- [Work to complete] Repeat the items from the very first line through the line holding "The rocker member second", both included, with "lock position" changed to "locked position" and nothing else altered.

- [Data for the task]
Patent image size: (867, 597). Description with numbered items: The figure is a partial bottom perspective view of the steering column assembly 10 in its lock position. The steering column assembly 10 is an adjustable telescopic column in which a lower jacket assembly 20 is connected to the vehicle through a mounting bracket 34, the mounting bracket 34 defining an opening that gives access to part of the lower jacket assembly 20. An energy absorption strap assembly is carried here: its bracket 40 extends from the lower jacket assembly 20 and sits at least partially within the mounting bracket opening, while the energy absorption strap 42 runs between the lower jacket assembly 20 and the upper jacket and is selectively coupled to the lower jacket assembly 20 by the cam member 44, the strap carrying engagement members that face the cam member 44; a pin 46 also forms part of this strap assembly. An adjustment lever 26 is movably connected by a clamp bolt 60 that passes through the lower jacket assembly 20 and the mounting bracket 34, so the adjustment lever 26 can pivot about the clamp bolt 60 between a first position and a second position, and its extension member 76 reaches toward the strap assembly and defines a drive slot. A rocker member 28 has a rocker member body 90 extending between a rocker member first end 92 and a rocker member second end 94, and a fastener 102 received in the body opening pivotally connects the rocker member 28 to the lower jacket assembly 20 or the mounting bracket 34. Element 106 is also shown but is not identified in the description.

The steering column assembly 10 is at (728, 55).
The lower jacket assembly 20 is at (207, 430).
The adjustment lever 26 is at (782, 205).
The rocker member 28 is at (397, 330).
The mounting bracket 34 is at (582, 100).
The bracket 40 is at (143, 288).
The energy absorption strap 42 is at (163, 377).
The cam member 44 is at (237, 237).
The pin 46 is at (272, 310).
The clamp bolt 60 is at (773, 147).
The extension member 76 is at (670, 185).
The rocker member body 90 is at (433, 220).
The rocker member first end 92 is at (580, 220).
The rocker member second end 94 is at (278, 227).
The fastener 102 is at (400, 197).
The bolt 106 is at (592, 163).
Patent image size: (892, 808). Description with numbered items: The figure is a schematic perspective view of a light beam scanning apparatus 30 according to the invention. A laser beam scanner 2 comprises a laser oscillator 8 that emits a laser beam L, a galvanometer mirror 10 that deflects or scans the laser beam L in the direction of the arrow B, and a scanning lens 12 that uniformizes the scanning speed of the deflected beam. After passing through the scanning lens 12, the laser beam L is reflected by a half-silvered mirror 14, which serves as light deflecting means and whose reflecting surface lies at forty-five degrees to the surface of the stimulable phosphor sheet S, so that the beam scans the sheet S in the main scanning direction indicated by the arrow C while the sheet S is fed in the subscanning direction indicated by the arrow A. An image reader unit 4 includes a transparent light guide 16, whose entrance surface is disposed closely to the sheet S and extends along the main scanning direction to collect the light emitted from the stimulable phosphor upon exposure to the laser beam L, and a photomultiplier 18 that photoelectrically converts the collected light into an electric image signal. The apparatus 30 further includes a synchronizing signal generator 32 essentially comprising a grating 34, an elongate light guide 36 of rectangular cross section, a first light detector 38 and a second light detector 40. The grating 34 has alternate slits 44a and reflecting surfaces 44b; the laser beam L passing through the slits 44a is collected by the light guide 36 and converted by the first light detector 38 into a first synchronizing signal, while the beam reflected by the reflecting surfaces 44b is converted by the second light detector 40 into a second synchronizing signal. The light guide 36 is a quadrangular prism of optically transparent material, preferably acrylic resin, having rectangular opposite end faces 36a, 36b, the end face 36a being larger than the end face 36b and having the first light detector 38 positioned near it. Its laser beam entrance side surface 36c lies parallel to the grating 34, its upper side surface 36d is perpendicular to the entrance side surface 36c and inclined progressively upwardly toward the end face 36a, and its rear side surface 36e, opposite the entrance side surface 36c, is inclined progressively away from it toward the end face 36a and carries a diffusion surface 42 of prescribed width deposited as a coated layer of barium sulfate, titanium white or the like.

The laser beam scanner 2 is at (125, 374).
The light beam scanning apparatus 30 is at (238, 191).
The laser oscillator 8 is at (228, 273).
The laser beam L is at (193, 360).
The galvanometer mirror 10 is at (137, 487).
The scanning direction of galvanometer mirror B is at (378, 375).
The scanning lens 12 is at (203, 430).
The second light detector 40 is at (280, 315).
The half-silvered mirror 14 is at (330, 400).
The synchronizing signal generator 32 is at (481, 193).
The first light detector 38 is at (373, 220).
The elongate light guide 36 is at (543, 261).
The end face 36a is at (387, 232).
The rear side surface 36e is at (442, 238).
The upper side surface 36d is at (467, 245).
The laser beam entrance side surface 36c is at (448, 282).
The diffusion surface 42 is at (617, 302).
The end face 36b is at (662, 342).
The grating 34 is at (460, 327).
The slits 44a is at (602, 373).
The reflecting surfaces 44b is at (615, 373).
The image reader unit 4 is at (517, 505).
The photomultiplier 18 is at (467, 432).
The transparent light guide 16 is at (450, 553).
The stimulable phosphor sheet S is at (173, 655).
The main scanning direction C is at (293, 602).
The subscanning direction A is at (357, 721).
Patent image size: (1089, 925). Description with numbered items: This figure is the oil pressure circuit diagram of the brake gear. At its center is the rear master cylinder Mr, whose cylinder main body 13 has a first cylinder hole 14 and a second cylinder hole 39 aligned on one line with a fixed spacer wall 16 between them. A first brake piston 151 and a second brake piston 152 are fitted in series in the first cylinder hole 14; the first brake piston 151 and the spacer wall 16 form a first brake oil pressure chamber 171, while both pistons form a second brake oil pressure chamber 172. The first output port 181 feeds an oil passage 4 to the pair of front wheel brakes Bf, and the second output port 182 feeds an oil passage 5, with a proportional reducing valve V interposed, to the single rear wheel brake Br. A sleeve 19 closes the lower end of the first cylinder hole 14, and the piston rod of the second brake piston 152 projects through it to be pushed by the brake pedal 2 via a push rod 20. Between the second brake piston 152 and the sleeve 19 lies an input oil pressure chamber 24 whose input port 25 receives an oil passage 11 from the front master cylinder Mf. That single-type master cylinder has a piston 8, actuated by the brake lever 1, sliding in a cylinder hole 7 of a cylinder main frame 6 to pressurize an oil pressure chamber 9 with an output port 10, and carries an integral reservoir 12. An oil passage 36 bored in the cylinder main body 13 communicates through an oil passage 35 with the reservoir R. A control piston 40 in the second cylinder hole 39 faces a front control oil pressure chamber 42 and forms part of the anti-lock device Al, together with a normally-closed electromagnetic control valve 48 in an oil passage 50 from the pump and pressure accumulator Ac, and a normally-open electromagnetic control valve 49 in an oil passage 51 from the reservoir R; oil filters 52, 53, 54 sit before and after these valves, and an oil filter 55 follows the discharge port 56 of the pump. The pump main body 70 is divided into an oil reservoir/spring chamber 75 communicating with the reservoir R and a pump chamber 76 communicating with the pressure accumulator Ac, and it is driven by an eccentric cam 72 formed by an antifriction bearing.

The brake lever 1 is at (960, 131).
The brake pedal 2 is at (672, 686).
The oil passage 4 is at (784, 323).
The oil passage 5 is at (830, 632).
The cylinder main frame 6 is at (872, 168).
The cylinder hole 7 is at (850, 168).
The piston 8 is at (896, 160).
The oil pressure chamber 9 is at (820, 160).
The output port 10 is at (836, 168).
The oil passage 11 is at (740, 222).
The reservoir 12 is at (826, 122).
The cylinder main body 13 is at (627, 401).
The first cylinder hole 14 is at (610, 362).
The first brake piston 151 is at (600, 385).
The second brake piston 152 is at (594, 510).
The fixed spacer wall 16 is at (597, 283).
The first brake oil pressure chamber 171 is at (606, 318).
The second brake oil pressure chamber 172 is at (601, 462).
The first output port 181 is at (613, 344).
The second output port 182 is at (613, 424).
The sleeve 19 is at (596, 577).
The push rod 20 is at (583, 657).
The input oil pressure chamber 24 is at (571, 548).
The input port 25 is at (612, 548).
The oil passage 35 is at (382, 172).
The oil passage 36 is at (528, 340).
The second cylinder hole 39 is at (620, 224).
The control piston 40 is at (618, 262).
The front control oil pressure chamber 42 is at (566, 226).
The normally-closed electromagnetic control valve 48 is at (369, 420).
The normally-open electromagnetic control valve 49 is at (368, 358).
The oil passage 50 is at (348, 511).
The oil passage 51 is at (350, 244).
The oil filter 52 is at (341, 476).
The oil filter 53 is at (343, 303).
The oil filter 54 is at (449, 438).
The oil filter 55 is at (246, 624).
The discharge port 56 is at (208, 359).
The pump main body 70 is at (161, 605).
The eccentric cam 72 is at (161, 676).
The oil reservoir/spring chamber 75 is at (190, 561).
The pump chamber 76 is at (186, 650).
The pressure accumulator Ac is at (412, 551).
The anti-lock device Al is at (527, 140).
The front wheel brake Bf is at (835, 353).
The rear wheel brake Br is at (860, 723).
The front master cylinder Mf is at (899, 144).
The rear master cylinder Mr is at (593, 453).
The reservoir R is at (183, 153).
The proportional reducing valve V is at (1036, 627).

- [Exercise answer]
Patent image size: (867, 597). Description with numbered items: The figure is a partial bottom perspective view of the steering column assembly 10 in its locked position. The steering column assembly 10 is an adjustable telescopic column in which a lower jacket assembly 20 is connected to the vehicle through a mounting bracket 34, the mounting bracket 34 defining an opening that gives access to part of the lower jacket assembly 20. An energy absorption strap assembly is carried here: its bracket 40 extends from the lower jacket assembly 20 and sits at least partially within the mounting bracket opening, while the energy absorption strap 42 runs between the lower jacket assembly 20 and the upper jacket and is selectively coupled to the lower jacket assembly 20 by the cam member 44, the strap carrying engagement members that face the cam member 44; a pin 46 also forms part of this strap assembly. An adjustment lever 26 is movably connected by a clamp bolt 60 that passes through the lower jacket assembly 20 and the mounting bracket 34, so the adjustment lever 26 can pivot about the clamp bolt 60 between a first position and a second position, and its extension member 76 reaches toward the strap assembly and defines a drive slot. A rocker member 28 has a rocker member body 90 extending between a rocker member first end 92 and a rocker member second end 94, and a fastener 102 received in the body opening pivotally connects the rocker member 28 to the lower jacket assembly 20 or the mounting bracket 34. Element 106 is also shown but is not identified in the description.

The steering column assembly 10 is at (728, 55).
The lower jacket assembly 20 is at (207, 430).
The adjustment lever 26 is at (782, 205).
The rocker member 28 is at (397, 330).
The mounting bracket 34 is at (582, 100).
The bracket 40 is at (143, 288).
The energy absorption strap 42 is at (163, 377).
The cam member 44 is at (237, 237).
The pin 46 is at (272, 310).
The clamp bolt 60 is at (773, 147).
The extension member 76 is at (670, 185).
The rocker member body 90 is at (433, 220).
The rocker member first end 92 is at (580, 220).
The rocker member second end 94 is at (278, 227).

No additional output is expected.